Stated goal:
Extract every line of the material below and reproduce it faithfully.

Dataset excerpt:
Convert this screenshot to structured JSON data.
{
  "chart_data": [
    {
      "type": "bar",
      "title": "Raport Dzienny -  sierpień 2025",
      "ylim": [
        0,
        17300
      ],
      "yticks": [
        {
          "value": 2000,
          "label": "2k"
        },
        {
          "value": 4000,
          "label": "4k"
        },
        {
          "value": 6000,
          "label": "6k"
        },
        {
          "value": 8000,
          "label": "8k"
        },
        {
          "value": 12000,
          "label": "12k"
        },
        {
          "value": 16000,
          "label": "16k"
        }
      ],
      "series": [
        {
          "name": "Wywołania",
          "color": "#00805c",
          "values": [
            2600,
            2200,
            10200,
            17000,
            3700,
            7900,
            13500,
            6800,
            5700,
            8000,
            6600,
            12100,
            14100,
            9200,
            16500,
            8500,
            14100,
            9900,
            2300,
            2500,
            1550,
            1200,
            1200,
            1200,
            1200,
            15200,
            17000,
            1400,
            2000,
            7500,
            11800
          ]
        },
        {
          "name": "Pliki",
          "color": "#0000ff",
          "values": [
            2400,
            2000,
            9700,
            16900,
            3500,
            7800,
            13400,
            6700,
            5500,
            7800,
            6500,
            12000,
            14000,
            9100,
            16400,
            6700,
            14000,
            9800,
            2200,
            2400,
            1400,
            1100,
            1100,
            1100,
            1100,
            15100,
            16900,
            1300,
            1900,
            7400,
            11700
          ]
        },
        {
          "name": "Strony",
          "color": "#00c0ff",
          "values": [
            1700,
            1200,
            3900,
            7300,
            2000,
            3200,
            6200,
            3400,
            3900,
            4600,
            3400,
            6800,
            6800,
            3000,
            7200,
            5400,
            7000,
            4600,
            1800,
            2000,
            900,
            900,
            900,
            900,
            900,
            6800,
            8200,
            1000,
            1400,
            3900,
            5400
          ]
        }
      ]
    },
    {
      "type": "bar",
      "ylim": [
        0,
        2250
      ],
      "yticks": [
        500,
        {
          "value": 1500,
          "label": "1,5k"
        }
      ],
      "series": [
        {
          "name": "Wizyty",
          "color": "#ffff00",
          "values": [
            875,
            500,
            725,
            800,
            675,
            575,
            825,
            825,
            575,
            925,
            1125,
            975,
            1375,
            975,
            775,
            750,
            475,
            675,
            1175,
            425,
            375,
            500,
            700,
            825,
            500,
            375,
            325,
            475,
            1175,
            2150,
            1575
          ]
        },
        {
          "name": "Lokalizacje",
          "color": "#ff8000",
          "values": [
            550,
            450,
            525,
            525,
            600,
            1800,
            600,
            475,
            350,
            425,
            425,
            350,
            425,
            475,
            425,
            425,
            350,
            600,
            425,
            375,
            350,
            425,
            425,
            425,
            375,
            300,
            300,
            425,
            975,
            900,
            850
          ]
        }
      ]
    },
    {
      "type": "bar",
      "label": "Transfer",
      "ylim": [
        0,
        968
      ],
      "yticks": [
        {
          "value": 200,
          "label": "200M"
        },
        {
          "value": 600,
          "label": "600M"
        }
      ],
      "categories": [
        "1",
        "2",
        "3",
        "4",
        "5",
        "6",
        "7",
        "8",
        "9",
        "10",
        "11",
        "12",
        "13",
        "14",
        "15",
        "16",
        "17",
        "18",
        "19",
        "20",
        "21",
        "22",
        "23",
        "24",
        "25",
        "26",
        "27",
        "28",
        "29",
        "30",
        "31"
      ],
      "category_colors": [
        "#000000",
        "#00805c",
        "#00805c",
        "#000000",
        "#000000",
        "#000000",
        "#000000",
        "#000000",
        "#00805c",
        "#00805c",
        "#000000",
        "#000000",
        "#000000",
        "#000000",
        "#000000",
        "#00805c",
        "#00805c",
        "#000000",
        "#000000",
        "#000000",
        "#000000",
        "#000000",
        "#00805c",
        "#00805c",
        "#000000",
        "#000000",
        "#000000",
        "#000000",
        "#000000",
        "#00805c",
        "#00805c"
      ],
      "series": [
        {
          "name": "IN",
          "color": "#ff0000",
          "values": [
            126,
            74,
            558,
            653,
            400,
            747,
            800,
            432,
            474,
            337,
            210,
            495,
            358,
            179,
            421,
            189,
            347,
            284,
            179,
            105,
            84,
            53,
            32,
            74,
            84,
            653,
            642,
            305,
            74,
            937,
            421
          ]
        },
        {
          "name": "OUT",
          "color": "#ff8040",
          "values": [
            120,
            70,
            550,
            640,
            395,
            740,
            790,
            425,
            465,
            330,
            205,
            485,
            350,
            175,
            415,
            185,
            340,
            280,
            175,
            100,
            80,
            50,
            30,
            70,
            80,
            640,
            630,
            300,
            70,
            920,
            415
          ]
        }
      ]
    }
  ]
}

Answer below:
Convert this screenshot to structured JSON data.
{
  "chart_data": [
    {
      "type": "bar",
      "title": "Raport Dzienny -  sierpień 2025",
      "ylim": [
        0,
        17300
      ],
      "yticks": [
        {
          "value": 2000,
          "label": "2k"
        },
        {
          "value": 4000,
          "label": "4k"
        },
        {
          "value": 6000,
          "label": "6k"
        },
        {
          "value": 8000,
          "label": "8k"
        },
        {
          "value": 12000,
          "label": "12k"
        },
        {
          "value": 16000,
          "label": "16k"
        }
      ],
      "series": [
        {
          "name": "Wywołania",
          "color": "#00805c",
          "values": [
            2600,
            2200,
            10200,
            17000,
            3700,
            7900,
            13500,
            6800,
            5700,
            8000,
            6600,
            12100,
            14100,
            9200,
            16500,
            8500,
            14100,
            9900,
            2300,
            2500,
            1550,
            1200,
            1200,
            1200,
            1200,
            15200,
            17000,
            1400,
            2000,
            7500,
            11800
          ]
        },
        {
          "name": "Pliki",
          "color": "#0000ff",
          "values": [
            2400,
            2000,
            9700,
            16900,
            3500,
            7800,
            13400,
            6700,
            5500,
            7800,
            6500,
            12000,
            14000,
            9100,
            16400,
            6700,
            14000,
            9800,
            2200,
            2400,
            1400,
            1100,
            1100,
            1100,
            1100,
            15100,
            16900,
            1300,
            1900,
            7400,
            11700
          ]
        },
        {
          "name": "Strony",
          "color": "#00c0ff",
          "values": [
            1700,
            1200,
            3900,
            7300,
            2000,
            3200,
            6200,
            3400,
            3900,
            4600,
            3400,
            6800,
            6800,
            3000,
            7200,
            5400,
            7000,
            4600,
            1800,
            2000,
            900,
            900,
            900,
            900,
            900,
            6800,
            8200,
            1000,
            1400,
            3900,
            5400
          ]
        }
      ]
    },
    {
      "type": "bar",
      "ylim": [
        0,
        2250
      ],
      "yticks": [
        500,
        {
          "value": 1500,
          "label": "1,5k"
        }
      ],
      "series": [
        {
          "name": "Wizyty",
          "color": "#ffff00",
          "values": [
            875,
            500,
            725,
            800,
            675,
            575,
            825,
            825,
            575,
            925,
            1125,
            975,
            1375,
            975,
            775,
            750,
            475,
            675,
            1175,
            425,
            375,
            500,
            700,
            825,
            500,
            375,
            325,
            475,
            1175,
            2150,
            1575
          ]
        },
        {
          "name": "Lokalizacje",
          "color": "#ff8000",
          "values": [
            550,
            450,
            525,
            525,
            600,
            1800,
            600,
            475,
            350,
            425,
            425,
            350,
            425,
            475,
            425,
            425,
            350,
            600,
            425,
            375,
            350,
            425,
            425,
            425,
            375,
            300,
            300,
            425,
            975,
            900,
            850
          ]
        }
      ]
    },
    {
      "type": "bar",
      "label": "Transfer",
      "ylim": [
        0,
        968
      ],
      "yticks": [
        {
          "value": 200,
          "label": "200M"
        },
        {
          "value": 600,
          "label": "600M"
        }
      ],
      "categories": [
        "1",
        "2",
        "3",
        "4",
        "5",
        "6",
        "7",
        "8",
        "9",
        "10",
        "11",
        "12",
        "13",
        "14",
        "15",
        "16",
        "17",
        "18",
        "19",
        "20",
        "21",
        "22",
        "23",
        "24",
        "25",
        "26",
        "27",
        "28",
        "29",
        "30",
        "31"
      ],
      "category_colors": [
        "#000000",
        "#00805c",
        "#00805c",
        "#000000",
        "#000000",
        "#000000",
        "#000000",
        "#000000",
        "#00805c",
        "#00805c",
        "#000000",
        "#000000",
        "#000000",
        "#000000",
        "#000000",
        "#00805c",
        "#00805c",
        "#000000",
        "#000000",
        "#000000",
        "#000000",
        "#000000",
        "#00805c",
        "#00805c",
        "#000000",
        "#000000",
        "#000000",
        "#000000",
        "#000000",
        "#00805c",
        "#00805c"
      ],
      "series": [
        {
          "name": "IN",
          "color": "#ff0000",
          "values": [
            126,
            74,
            558,
            653,
            400,
            747,
            800,
            432,
            474,
            337,
            210,
            495,
            358,
            179,
            421,
            189,
            347,
            284,
            179,
            105,
            84,
            53,
            32,
            74,
            84,
            653,
            642,
            305,
            74,
            937,
            421
          ]
        },
        {
          "name": "OUT",
          "color": "#ff8040",
          "values": [
            120,
            70,
            550,
            640,
            395,
            740,
            790,
            425,
            465,
            330,
            205,
            485,
            350,
            175,
            415,
            185,
            340,
            280,
            175,
            100,
            80,
            50,
            30,
            70,
            80,
            640,
            630,
            300,
            70,
            920,
            415
          ]
        }
      ]
    }
  ]
}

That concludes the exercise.